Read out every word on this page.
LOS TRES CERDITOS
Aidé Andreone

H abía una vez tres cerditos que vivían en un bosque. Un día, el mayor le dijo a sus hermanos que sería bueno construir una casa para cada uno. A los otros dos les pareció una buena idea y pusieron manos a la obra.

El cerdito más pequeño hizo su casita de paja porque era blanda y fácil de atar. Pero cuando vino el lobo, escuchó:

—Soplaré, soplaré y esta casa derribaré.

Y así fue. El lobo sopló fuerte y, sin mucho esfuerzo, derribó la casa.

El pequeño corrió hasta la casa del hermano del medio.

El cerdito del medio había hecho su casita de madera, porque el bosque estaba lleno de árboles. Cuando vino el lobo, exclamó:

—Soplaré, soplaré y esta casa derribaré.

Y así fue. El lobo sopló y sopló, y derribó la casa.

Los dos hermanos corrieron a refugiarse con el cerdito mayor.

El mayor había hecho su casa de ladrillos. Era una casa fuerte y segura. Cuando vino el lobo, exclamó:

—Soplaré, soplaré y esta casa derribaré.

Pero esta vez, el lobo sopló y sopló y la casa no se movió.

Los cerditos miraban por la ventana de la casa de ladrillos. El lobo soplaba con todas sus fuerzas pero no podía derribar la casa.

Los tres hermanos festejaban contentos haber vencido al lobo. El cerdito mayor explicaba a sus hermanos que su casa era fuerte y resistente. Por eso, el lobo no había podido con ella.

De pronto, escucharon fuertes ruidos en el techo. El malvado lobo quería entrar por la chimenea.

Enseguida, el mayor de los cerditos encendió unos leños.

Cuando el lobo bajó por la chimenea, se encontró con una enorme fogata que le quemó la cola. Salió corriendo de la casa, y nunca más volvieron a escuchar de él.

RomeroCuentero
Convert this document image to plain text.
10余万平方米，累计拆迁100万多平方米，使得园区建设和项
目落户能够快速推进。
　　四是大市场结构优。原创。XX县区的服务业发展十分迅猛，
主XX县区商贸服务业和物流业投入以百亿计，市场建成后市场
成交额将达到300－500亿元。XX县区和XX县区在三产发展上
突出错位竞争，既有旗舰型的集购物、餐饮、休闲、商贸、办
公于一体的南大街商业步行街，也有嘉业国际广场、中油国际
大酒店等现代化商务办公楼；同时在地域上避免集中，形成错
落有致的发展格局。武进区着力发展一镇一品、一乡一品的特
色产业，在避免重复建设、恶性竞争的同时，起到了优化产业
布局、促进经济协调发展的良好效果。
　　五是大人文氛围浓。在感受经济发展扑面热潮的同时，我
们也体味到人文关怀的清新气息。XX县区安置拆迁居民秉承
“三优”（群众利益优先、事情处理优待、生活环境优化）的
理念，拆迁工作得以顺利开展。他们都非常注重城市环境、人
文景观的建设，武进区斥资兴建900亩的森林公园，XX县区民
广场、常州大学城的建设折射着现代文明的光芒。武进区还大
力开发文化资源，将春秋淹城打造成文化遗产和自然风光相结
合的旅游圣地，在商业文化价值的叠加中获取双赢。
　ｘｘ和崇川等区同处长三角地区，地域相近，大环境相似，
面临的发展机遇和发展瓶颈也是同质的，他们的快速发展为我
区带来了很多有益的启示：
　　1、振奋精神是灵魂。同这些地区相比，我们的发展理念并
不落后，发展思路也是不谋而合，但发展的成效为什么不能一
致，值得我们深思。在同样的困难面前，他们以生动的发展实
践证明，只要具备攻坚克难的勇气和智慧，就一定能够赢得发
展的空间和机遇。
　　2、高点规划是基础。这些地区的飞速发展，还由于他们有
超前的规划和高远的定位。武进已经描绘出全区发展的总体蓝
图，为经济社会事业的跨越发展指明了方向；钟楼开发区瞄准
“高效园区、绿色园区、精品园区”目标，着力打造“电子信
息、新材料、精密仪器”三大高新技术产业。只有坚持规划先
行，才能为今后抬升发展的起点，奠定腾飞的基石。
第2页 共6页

_ _ _ _ _ _ _

**Exercise requirements:** Find the word "ladrillos" in the entries, and copy every line it shows up in.

**Answer to the problem:**
El mayor había hecho su casa de ladrillos. Era una casa fuerte y segura. Cuando vino el lobo, exclamó:
Los cerditos miraban por la ventana de la casa de ladrillos. El lobo soplaba con todas sus fuerzas pero no podía derribar la casa.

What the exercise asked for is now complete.